**Given exercise:** Print every line of the listing exactly, please.

**Information shown:**

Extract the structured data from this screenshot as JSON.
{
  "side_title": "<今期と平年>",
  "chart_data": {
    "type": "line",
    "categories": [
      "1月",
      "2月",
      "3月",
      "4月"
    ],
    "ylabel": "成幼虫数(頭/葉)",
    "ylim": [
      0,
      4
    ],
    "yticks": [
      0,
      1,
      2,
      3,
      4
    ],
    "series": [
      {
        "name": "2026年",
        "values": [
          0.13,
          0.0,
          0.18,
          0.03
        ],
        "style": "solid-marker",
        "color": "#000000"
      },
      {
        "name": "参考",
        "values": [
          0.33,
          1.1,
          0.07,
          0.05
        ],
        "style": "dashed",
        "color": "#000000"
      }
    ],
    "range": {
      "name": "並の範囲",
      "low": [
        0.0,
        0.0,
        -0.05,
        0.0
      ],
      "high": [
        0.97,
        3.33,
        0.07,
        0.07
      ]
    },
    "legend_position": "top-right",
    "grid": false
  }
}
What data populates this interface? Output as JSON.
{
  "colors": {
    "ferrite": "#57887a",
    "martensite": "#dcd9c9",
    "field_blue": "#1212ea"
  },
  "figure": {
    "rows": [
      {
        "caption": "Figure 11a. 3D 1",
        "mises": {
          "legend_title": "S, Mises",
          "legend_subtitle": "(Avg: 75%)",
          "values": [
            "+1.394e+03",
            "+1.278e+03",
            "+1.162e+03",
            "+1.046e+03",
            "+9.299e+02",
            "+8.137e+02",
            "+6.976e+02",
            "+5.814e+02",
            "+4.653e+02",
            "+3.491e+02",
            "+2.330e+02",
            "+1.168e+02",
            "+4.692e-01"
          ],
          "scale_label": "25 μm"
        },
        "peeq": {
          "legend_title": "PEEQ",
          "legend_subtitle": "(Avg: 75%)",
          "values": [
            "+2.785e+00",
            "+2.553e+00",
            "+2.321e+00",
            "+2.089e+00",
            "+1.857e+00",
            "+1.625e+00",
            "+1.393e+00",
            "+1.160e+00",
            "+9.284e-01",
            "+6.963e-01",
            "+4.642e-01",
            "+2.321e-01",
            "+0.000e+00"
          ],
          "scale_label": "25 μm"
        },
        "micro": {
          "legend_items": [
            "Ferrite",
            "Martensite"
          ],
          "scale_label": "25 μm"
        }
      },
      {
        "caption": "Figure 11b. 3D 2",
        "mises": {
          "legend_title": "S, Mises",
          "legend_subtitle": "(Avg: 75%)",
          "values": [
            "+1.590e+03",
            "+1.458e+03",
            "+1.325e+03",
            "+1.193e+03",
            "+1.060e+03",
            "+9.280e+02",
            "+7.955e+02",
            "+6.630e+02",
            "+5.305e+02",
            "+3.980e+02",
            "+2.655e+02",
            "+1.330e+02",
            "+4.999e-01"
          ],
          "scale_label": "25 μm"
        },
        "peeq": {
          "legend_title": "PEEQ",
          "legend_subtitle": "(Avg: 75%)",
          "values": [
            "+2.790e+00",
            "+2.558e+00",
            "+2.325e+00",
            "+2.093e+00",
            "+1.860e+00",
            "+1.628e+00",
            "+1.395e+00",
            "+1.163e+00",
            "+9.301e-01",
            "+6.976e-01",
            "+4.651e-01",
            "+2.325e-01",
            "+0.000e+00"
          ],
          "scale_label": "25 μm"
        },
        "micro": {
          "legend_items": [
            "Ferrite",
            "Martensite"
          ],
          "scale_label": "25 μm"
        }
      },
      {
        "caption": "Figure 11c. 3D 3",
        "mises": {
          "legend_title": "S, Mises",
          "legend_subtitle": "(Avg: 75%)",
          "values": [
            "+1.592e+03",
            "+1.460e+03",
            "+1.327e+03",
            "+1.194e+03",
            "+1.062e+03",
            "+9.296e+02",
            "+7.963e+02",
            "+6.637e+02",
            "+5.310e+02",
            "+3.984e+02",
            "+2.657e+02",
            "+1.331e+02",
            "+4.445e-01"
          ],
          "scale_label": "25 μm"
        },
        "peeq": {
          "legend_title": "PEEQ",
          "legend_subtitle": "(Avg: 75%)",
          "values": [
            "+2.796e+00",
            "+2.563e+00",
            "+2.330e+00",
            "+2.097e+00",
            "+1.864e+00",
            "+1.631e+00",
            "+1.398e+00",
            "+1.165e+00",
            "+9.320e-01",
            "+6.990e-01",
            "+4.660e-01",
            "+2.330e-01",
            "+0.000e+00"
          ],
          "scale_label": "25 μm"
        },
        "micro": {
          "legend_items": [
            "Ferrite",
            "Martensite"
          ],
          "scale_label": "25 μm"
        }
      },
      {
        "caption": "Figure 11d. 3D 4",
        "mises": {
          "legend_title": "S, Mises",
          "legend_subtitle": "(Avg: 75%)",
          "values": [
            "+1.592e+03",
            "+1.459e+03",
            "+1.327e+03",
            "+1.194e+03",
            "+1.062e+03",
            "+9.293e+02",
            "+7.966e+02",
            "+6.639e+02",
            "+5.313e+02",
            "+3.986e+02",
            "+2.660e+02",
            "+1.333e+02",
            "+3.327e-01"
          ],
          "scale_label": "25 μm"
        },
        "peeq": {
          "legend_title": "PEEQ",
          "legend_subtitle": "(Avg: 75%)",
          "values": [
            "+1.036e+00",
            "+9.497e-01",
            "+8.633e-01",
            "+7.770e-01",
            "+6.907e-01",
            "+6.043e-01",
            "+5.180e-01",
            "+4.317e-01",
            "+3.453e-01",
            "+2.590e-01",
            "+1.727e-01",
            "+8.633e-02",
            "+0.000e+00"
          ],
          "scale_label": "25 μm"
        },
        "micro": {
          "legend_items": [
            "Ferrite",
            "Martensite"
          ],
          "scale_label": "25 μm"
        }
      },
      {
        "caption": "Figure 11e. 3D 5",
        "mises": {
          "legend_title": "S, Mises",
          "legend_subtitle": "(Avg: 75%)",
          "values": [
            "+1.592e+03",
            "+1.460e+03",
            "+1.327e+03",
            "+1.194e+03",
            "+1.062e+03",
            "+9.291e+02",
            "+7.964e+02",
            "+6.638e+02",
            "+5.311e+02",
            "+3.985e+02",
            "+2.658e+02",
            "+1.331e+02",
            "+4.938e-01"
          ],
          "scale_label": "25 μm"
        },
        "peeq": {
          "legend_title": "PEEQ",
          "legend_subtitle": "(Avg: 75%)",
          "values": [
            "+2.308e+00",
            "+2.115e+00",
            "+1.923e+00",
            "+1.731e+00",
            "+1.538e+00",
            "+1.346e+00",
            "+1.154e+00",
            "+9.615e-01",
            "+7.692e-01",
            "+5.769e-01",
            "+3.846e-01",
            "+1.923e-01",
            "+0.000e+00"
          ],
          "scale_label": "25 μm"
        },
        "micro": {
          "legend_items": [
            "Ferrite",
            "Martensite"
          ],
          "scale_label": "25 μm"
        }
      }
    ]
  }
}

**Exercise result:**
Extract the structured data from this screenshot as JSON.
{
  "side_title": "<今期と平年>",
  "chart_data": {
    "type": "line",
    "categories": [
      "1月",
      "2月",
      "3月",
      "4月"
    ],
    "ylabel": "成幼虫数(頭/葉)",
    "ylim": [
      0,
      4
    ],
    "yticks": [
      0,
      1,
      2,
      3,
      4
    ],
    "series": [
      {
        "name": "2026年",
        "values": [
          0.13,
          0.0,
          0.18,
          0.03
        ],
        "style": "solid-marker",
        "color": "#000000"
      },
      {
        "name": "参考",
        "values": [
          0.33,
          1.1,
          0.07,
          0.05
        ],
        "style": "dashed",
        "color": "#000000"
      }
    ],
    "range": {
      "name": "並の範囲",
      "low": [
        0.0,
        0.0,
        -0.05,
        0.0
      ],
      "high": [
        0.97,
        3.33,
        0.07,
        0.07
      ]
    },
    "legend_position": "top-right",
    "grid": false
  }
}
What data populates this interface? Output as JSON.
{
  "colors": {
    "ferrite": "#57887a",
    "martensite": "#dcd9c9",
    "field_blue": "#1212ea"
  },
  "figure": {
    "rows": [
      {
        "caption": "Figure 11a. 3D 1",
        "mises": {
          "legend_title": "S, Mises",
          "legend_subtitle": "(Avg: 75%)",
          "values": [
            "+1.394e+03",
            "+1.278e+03",
            "+1.162e+03",
            "+1.046e+03",
            "+9.299e+02",
            "+8.137e+02",
            "+6.976e+02",
            "+5.814e+02",
            "+4.653e+02",
            "+3.491e+02",
            "+2.330e+02",
            "+1.168e+02",
            "+4.692e-01"
          ],
          "scale_label": "25 μm"
        },
        "peeq": {
          "legend_title": "PEEQ",
          "legend_subtitle": "(Avg: 75%)",
          "values": [
            "+2.785e+00",
            "+2.553e+00",
            "+2.321e+00",
            "+2.089e+00",
            "+1.857e+00",
            "+1.625e+00",
            "+1.393e+00",
            "+1.160e+00",
            "+9.284e-01",
            "+6.963e-01",
            "+4.642e-01",
            "+2.321e-01",
            "+0.000e+00"
          ],
          "scale_label": "25 μm"
        },
        "micro": {
          "legend_items": [
            "Ferrite",
            "Martensite"
          ],
          "scale_label": "25 μm"
        }
      },
      {
        "caption": "Figure 11b. 3D 2",
        "mises": {
          "legend_title": "S, Mises",
          "legend_subtitle": "(Avg: 75%)",
          "values": [
            "+1.590e+03",
            "+1.458e+03",
            "+1.325e+03",
            "+1.193e+03",
            "+1.060e+03",
            "+9.280e+02",
            "+7.955e+02",
            "+6.630e+02",
            "+5.305e+02",
            "+3.980e+02",
            "+2.655e+02",
            "+1.330e+02",
            "+4.999e-01"
          ],
          "scale_label": "25 μm"
        },
        "peeq": {
          "legend_title": "PEEQ",
          "legend_subtitle": "(Avg: 75%)",
          "values": [
            "+2.790e+00",
            "+2.558e+00",
            "+2.325e+00",
            "+2.093e+00",
            "+1.860e+00",
            "+1.628e+00",
            "+1.395e+00",
            "+1.163e+00",
            "+9.301e-01",
            "+6.976e-01",
            "+4.651e-01",
            "+2.325e-01",
            "+0.000e+00"
          ],
          "scale_label": "25 μm"
        },
        "micro": {
          "legend_items": [
            "Ferrite",
            "Martensite"
          ],
          "scale_label": "25 μm"
        }
      },
      {
        "caption": "Figure 11c. 3D 3",
        "mises": {
          "legend_title": "S, Mises",
          "legend_subtitle": "(Avg: 75%)",
          "values": [
            "+1.592e+03",
            "+1.460e+03",
            "+1.327e+03",
            "+1.194e+03",
            "+1.062e+03",
            "+9.296e+02",
            "+7.963e+02",
            "+6.637e+02",
            "+5.310e+02",
            "+3.984e+02",
            "+2.657e+02",
            "+1.331e+02",
            "+4.445e-01"
          ],
          "scale_label": "25 μm"
        },
        "peeq": {
          "legend_title": "PEEQ",
          "legend_subtitle": "(Avg: 75%)",
          "values": [
            "+2.796e+00",
            "+2.563e+00",
            "+2.330e+00",
            "+2.097e+00",
            "+1.864e+00",
            "+1.631e+00",
            "+1.398e+00",
            "+1.165e+00",
            "+9.320e-01",
            "+6.990e-01",
            "+4.660e-01",
            "+2.330e-01",
            "+0.000e+00"
          ],
          "scale_label": "25 μm"
        },
        "micro": {
          "legend_items": [
            "Ferrite",
            "Martensite"
          ],
          "scale_label": "25 μm"
        }
      },
      {
        "caption": "Figure 11d. 3D 4",
        "mises": {
          "legend_title": "S, Mises",
          "legend_subtitle": "(Avg: 75%)",
          "values": [
            "+1.592e+03",
            "+1.459e+03",
            "+1.327e+03",
            "+1.194e+03",
            "+1.062e+03",
            "+9.293e+02",
            "+7.966e+02",
            "+6.639e+02",
            "+5.313e+02",
            "+3.986e+02",
            "+2.660e+02",
            "+1.333e+02",
            "+3.327e-01"
          ],
          "scale_label": "25 μm"
        },
        "peeq": {
          "legend_title": "PEEQ",
          "legend_subtitle": "(Avg: 75%)",
          "values": [
            "+1.036e+00",
            "+9.497e-01",
            "+8.633e-01",
            "+7.770e-01",
            "+6.907e-01",
            "+6.043e-01",
            "+5.180e-01",
            "+4.317e-01",
            "+3.453e-01",
            "+2.590e-01",
            "+1.727e-01",
            "+8.633e-02",
            "+0.000e+00"
          ],
          "scale_label": "25 μm"
        },
        "micro": {
          "legend_items": [
            "Ferrite",
            "Martensite"
          ],
          "scale_label": "25 μm"
        }
      },
      {
        "caption": "Figure 11e. 3D 5",
        "mises": {
          "legend_title": "S, Mises",
          "legend_subtitle": "(Avg: 75%)",
          "values": [
            "+1.592e+03",
            "+1.460e+03",
            "+1.327e+03",
            "+1.194e+03",
            "+1.062e+03",
            "+9.291e+02",
            "+7.964e+02",
            "+6.638e+02",
            "+5.311e+02",
            "+3.985e+02",
            "+2.658e+02",
            "+1.331e+02",
            "+4.938e-01"
          ],
          "scale_label": "25 μm"
        },
        "peeq": {
          "legend_title": "PEEQ",
          "legend_subtitle": "(Avg: 75%)",
          "values": [
            "+2.308e+00",
            "+2.115e+00",
            "+1.923e+00",
            "+1.731e+00",
            "+1.538e+00",
            "+1.346e+00",
            "+1.154e+00",
            "+9.615e-01",
            "+7.692e-01",
            "+5.769e-01",
            "+3.846e-01",
            "+1.923e-01",
            "+0.000e+00"
          ],
          "scale_label": "25 μm"
        },
        "micro": {
          "legend_items": [
            "Ferrite",
            "Martensite"
          ],
          "scale_label": "25 μm"
        }
      }
    ]
  }
}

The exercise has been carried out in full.